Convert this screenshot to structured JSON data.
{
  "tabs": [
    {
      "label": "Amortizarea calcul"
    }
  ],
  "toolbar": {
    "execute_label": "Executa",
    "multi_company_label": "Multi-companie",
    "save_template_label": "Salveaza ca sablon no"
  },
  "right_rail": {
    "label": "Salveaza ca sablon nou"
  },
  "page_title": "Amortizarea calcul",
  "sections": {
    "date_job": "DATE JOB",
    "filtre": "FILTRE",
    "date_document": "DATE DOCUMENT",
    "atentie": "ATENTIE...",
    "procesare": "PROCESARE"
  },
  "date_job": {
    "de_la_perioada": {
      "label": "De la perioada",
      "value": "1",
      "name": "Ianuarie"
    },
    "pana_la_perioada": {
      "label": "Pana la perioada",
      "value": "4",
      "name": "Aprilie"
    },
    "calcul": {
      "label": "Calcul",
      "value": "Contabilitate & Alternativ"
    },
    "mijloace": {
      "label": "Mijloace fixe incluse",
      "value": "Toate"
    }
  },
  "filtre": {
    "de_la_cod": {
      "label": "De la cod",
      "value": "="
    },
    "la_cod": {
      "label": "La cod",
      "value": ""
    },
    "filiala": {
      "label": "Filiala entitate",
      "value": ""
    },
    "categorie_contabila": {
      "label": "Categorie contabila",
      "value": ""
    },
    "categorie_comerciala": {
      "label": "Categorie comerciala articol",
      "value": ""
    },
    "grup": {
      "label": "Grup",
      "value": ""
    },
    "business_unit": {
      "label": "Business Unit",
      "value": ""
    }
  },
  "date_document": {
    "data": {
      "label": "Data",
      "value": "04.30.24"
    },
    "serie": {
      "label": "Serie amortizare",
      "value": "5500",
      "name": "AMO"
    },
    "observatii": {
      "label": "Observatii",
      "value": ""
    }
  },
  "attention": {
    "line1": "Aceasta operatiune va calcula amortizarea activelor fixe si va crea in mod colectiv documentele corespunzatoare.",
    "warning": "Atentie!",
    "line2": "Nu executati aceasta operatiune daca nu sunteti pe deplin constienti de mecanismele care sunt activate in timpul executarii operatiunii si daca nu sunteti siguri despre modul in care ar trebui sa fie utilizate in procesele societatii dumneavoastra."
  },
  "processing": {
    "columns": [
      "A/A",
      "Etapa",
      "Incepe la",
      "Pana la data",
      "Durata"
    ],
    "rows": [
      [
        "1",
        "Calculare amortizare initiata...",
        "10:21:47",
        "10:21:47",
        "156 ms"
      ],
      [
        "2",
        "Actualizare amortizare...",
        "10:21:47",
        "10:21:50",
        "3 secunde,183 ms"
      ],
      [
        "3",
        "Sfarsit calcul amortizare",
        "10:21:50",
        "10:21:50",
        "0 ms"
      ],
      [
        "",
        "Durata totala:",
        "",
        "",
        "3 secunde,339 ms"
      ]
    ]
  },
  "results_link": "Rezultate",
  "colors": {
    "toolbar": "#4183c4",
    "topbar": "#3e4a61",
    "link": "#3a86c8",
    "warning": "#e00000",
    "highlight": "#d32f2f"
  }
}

What you have to do
All of the data shown above must be copied exactly.

Full answer
Convert this screenshot to structured JSON data.
{
  "tabs": [
    {
      "label": "Amortizarea calcul"
    }
  ],
  "toolbar": {
    "execute_label": "Executa",
    "multi_company_label": "Multi-companie",
    "save_template_label": "Salveaza ca sablon no"
  },
  "right_rail": {
    "label": "Salveaza ca sablon nou"
  },
  "page_title": "Amortizarea calcul",
  "sections": {
    "date_job": "DATE JOB",
    "filtre": "FILTRE",
    "date_document": "DATE DOCUMENT",
    "atentie": "ATENTIE...",
    "procesare": "PROCESARE"
  },
  "date_job": {
    "de_la_perioada": {
      "label": "De la perioada",
      "value": "1",
      "name": "Ianuarie"
    },
    "pana_la_perioada": {
      "label": "Pana la perioada",
      "value": "4",
      "name": "Aprilie"
    },
    "calcul": {
      "label": "Calcul",
      "value": "Contabilitate & Alternativ"
    },
    "mijloace": {
      "label": "Mijloace fixe incluse",
      "value": "Toate"
    }
  },
  "filtre": {
    "de_la_cod": {
      "label": "De la cod",
      "value": "="
    },
    "la_cod": {
      "label": "La cod",
      "value": ""
    },
    "filiala": {
      "label": "Filiala entitate",
      "value": ""
    },
    "categorie_contabila": {
      "label": "Categorie contabila",
      "value": ""
    },
    "categorie_comerciala": {
      "label": "Categorie comerciala articol",
      "value": ""
    },
    "grup": {
      "label": "Grup",
      "value": ""
    },
    "business_unit": {
      "label": "Business Unit",
      "value": ""
    }
  },
  "date_document": {
    "data": {
      "label": "Data",
      "value": "04.30.24"
    },
    "serie": {
      "label": "Serie amortizare",
      "value": "5500",
      "name": "AMO"
    },
    "observatii": {
      "label": "Observatii",
      "value": ""
    }
  },
  "attention": {
    "line1": "Aceasta operatiune va calcula amortizarea activelor fixe si va crea in mod colectiv documentele corespunzatoare.",
    "warning": "Atentie!",
    "line2": "Nu executati aceasta operatiune daca nu sunteti pe deplin constienti de mecanismele care sunt activate in timpul executarii operatiunii si daca nu sunteti siguri despre modul in care ar trebui sa fie utilizate in procesele societatii dumneavoastra."
  },
  "processing": {
    "columns": [
      "A/A",
      "Etapa",
      "Incepe la",
      "Pana la data",
      "Durata"
    ],
    "rows": [
      [
        "1",
        "Calculare amortizare initiata...",
        "10:21:47",
        "10:21:47",
        "156 ms"
      ],
      [
        "2",
        "Actualizare amortizare...",
        "10:21:47",
        "10:21:50",
        "3 secunde,183 ms"
      ],
      [
        "3",
        "Sfarsit calcul amortizare",
        "10:21:50",
        "10:21:50",
        "0 ms"
      ],
      [
        "",
        "Durata totala:",
        "",
        "",
        "3 secunde,339 ms"
      ]
    ]
  },
  "results_link": "Rezultate",
  "colors": {
    "toolbar": "#4183c4",
    "topbar": "#3e4a61",
    "link": "#3a86c8",
    "warning": "#e00000",
    "highlight": "#d32f2f"
  }
}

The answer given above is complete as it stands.